▸ **Short problem**:
Could you write out every entry exactly as it stands?

(Data extracted from a collection)
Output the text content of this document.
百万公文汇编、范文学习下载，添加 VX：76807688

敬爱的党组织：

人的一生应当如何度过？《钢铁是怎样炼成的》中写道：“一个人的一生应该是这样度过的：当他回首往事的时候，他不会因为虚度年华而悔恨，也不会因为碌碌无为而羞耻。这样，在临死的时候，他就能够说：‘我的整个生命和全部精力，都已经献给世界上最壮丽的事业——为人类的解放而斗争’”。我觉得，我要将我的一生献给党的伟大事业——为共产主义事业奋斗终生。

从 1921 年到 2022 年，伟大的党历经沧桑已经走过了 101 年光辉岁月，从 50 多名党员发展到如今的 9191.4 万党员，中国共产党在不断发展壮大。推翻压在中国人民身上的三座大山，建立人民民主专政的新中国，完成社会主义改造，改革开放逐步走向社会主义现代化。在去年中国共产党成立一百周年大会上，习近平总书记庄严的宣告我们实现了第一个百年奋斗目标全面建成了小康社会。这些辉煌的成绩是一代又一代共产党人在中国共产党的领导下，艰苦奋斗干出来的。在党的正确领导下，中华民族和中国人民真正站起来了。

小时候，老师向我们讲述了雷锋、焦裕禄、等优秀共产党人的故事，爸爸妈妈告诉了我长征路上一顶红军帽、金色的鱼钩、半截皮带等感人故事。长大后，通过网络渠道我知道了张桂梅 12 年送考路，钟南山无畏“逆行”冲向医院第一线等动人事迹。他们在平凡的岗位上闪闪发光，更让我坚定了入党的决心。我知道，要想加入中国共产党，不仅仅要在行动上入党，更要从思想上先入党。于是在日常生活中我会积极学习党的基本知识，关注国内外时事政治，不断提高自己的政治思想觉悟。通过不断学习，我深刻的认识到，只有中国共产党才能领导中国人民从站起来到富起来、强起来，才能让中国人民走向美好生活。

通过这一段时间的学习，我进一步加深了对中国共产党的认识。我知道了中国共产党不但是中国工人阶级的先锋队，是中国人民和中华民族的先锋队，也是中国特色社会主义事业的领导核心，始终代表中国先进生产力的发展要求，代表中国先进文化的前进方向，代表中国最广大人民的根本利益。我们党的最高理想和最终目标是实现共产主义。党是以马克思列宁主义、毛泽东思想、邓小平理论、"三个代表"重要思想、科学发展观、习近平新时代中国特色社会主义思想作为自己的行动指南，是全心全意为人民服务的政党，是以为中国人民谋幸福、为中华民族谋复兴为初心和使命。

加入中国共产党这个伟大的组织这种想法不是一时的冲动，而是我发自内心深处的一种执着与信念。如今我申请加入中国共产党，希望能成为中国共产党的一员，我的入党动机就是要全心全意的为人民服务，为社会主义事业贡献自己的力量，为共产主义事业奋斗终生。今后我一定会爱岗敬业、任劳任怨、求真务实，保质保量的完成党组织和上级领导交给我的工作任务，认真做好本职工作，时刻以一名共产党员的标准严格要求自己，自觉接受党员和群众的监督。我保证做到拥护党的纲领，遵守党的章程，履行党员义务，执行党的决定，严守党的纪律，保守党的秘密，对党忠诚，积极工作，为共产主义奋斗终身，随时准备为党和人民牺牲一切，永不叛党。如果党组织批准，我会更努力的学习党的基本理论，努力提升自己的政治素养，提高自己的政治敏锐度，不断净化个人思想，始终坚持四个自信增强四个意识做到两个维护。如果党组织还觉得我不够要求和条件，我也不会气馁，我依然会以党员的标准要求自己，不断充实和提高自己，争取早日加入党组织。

▸ **Output**:
Output the text content of this document.
百万公文汇编、范文学习下载，添加 VX：76807688

敬爱的党组织：

人的一生应当如何度过？《钢铁是怎样炼成的》中写道：“一个人的一生应该是这样度过的：当他回首往事的时候，他不会因为虚度年华而悔恨，也不会因为碌碌无为而羞耻。这样，在临死的时候，他就能够说：‘我的整个生命和全部精力，都已经献给世界上最壮丽的事业——为人类的解放而斗争’”。我觉得，我要将我的一生献给党的伟大事业——为共产主义事业奋斗终生。

从 1921 年到 2022 年，伟大的党历经沧桑已经走过了 101 年光辉岁月，从 50 多名党员发展到如今的 9191.4 万党员，中国共产党在不断发展壮大。推翻压在中国人民身上的三座大山，建立人民民主专政的新中国，完成社会主义改造，改革开放逐步走向社会主义现代化。在去年中国共产党成立一百周年大会上，习近平总书记庄严的宣告我们实现了第一个百年奋斗目标全面建成了小康社会。这些辉煌的成绩是一代又一代共产党人在中国共产党的领导下，艰苦奋斗干出来的。在党的正确领导下，中华民族和中国人民真正站起来了。

小时候，老师向我们讲述了雷锋、焦裕禄、等优秀共产党人的故事，爸爸妈妈告诉了我长征路上一顶红军帽、金色的鱼钩、半截皮带等感人故事。长大后，通过网络渠道我知道了张桂梅 12 年送考路，钟南山无畏“逆行”冲向医院第一线等动人事迹。他们在平凡的岗位上闪闪发光，更让我坚定了入党的决心。我知道，要想加入中国共产党，不仅仅要在行动上入党，更要从思想上先入党。于是在日常生活中我会积极学习党的基本知识，关注国内外时事政治，不断提高自己的政治思想觉悟。通过不断学习，我深刻的认识到，只有中国共产党才能领导中国人民从站起来到富起来、强起来，才能让中国人民走向美好生活。

通过这一段时间的学习，我进一步加深了对中国共产党的认识。我知道了中国共产党不但是中国工人阶级的先锋队，是中国人民和中华民族的先锋队，也是中国特色社会主义事业的领导核心，始终代表中国先进生产力的发展要求，代表中国先进文化的前进方向，代表中国最广大人民的根本利益。我们党的最高理想和最终目标是实现共产主义。党是以马克思列宁主义、毛泽东思想、邓小平理论、"三个代表"重要思想、科学发展观、习近平新时代中国特色社会主义思想作为自己的行动指南，是全心全意为人民服务的政党，是以为中国人民谋幸福、为中华民族谋复兴为初心和使命。

加入中国共产党这个伟大的组织这种想法不是一时的冲动，而是我发自内心深处的一种执着与信念。如今我申请加入中国共产党，希望能成为中国共产党的一员，我的入党动机就是要全心全意的为人民服务，为社会主义事业贡献自己的力量，为共产主义事业奋斗终生。今后我一定会爱岗敬业、任劳任怨、求真务实，保质保量的完成党组织和上级领导交给我的工作任务，认真做好本职工作，时刻以一名共产党员的标准严格要求自己，自觉接受党员和群众的监督。我保证做到拥护党的纲领，遵守党的章程，履行党员义务，执行党的决定，严守党的纪律，保守党的秘密，对党忠诚，积极工作，为共产主义奋斗终身，随时准备为党和人民牺牲一切，永不叛党。如果党组织批准，我会更努力的学习党的基本理论，努力提升自己的政治素养，提高自己的政治敏锐度，不断净化个人思想，始终坚持四个自信增强四个意识做到两个维护。如果党组织还觉得我不够要求和条件，我也不会气馁，我依然会以党员的标准要求自己，不断充实和提高自己，争取早日加入党组织。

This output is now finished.